*** Data in this exercise
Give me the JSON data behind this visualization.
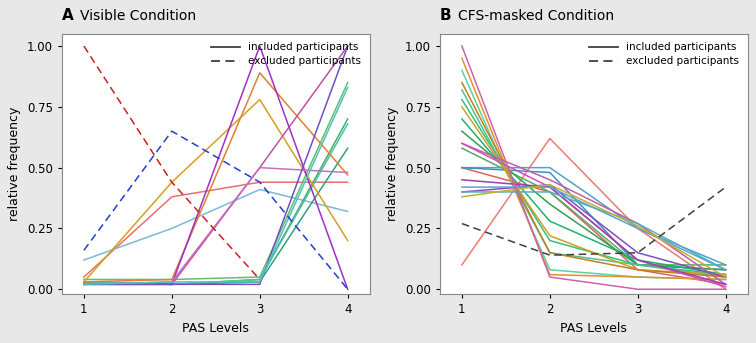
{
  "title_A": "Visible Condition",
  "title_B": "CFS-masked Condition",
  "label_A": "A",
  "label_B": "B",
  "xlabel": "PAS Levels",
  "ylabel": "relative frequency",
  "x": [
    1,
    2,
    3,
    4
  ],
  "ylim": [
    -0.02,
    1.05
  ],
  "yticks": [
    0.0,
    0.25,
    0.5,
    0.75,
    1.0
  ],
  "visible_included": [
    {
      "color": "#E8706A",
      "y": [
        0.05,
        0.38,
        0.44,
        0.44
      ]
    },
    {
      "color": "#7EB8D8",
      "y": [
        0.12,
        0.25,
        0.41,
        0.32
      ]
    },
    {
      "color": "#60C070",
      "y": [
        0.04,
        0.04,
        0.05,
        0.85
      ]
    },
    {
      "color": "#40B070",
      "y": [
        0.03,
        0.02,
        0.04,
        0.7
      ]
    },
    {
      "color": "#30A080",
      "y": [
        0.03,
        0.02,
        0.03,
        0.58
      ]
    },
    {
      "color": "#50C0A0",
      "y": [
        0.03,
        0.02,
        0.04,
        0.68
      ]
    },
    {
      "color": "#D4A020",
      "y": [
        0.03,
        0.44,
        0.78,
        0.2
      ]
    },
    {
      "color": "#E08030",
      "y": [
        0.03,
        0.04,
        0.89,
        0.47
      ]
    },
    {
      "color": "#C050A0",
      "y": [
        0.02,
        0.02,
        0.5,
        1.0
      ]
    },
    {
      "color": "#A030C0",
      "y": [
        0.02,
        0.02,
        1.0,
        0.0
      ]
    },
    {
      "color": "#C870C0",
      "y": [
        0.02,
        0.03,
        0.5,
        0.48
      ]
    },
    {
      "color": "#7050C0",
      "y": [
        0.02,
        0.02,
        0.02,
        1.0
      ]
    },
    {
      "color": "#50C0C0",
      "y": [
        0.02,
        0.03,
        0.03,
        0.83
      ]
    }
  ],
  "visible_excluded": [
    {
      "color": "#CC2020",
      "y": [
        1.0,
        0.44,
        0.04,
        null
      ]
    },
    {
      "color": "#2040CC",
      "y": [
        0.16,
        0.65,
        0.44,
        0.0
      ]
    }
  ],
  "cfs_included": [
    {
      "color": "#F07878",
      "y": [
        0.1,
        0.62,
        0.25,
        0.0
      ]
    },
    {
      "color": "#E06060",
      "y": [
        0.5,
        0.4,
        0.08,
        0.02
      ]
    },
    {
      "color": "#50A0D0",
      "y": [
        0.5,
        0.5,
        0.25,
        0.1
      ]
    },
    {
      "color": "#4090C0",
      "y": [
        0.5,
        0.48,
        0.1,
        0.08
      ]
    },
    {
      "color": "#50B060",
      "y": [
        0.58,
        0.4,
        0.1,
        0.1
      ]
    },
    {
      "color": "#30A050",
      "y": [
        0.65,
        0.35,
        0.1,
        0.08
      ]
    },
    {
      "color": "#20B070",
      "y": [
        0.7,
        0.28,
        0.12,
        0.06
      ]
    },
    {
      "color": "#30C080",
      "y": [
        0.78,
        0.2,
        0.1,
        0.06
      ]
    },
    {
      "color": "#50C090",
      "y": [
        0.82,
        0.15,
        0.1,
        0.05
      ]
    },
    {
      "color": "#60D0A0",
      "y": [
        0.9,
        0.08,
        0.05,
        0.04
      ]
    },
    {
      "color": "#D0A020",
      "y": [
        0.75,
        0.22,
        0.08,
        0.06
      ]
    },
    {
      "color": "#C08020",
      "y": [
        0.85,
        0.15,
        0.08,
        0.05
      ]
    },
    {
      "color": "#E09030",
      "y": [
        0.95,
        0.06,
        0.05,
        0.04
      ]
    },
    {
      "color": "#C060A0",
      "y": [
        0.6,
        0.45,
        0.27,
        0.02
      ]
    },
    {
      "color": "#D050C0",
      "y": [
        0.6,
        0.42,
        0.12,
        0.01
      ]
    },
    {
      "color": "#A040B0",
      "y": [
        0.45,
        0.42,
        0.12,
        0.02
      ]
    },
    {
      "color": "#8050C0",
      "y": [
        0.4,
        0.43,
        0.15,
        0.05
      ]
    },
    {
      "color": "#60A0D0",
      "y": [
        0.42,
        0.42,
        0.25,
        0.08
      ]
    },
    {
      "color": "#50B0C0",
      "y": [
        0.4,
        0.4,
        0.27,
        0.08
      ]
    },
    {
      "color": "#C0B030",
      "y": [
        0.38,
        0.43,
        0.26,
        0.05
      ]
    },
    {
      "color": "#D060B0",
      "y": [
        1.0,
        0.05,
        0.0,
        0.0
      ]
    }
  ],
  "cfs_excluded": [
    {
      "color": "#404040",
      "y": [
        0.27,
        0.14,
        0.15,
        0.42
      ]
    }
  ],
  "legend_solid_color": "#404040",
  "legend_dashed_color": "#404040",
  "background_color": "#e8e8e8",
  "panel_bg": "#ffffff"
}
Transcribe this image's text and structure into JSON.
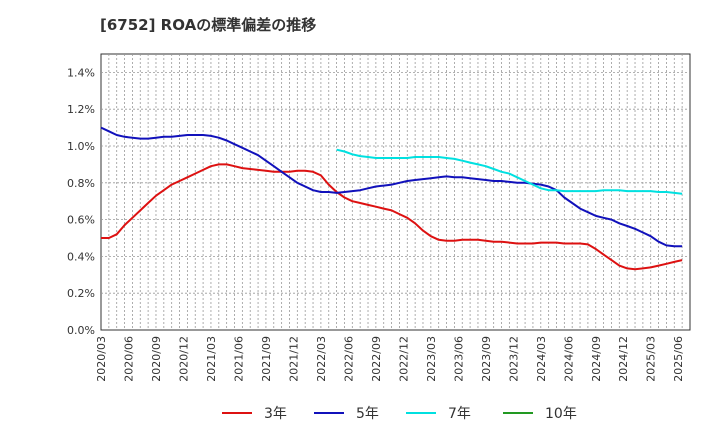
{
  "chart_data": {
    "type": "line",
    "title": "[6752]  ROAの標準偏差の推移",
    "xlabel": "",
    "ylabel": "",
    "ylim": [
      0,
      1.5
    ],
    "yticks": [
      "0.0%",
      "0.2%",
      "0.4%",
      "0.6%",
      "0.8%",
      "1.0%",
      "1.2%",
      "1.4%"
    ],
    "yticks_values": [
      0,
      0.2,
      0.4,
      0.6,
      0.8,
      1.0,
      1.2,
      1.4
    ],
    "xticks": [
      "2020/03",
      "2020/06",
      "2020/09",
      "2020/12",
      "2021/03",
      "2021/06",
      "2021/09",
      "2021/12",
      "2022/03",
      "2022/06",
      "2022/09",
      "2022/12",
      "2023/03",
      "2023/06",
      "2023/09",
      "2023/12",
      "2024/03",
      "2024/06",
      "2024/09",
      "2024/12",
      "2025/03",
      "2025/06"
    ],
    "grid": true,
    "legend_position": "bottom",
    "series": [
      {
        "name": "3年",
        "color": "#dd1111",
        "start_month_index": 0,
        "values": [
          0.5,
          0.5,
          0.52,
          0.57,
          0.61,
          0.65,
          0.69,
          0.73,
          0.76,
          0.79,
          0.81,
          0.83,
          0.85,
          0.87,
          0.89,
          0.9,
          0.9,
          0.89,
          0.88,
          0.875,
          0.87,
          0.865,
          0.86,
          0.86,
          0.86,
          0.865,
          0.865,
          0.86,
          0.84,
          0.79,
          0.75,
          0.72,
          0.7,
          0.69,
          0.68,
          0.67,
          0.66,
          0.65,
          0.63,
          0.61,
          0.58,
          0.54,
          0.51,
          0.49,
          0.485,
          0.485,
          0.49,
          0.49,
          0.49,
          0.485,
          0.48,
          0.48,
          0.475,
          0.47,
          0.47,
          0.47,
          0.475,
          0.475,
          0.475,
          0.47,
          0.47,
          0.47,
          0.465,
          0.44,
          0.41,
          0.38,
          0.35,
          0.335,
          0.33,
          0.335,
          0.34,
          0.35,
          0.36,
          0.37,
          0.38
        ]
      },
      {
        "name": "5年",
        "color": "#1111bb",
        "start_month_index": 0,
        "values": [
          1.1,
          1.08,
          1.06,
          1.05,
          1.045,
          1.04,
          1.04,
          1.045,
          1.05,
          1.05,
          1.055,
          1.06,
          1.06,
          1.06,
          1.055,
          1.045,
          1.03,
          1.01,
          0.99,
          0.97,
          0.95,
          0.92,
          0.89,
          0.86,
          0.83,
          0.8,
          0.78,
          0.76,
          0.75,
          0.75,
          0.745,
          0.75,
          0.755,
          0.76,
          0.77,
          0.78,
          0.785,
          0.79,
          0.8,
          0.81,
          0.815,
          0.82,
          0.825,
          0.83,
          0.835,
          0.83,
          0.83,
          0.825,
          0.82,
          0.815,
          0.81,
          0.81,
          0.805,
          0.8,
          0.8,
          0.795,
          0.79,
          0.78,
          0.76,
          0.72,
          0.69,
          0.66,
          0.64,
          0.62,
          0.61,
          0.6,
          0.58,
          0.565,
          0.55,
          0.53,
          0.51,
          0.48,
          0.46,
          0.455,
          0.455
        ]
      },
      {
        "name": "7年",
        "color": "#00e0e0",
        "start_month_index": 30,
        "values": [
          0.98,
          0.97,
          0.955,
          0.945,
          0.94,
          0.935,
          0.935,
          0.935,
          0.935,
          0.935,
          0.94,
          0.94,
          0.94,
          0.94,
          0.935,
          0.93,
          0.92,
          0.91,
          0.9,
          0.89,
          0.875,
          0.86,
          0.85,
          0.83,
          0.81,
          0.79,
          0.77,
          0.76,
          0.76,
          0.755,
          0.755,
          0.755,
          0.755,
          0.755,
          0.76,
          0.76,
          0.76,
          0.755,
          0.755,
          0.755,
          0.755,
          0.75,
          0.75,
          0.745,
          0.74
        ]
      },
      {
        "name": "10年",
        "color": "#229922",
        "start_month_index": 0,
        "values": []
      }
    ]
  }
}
******
_Problem statement_
Give only the number of lines in the records that contain the string "JSON".

_Answer below_
2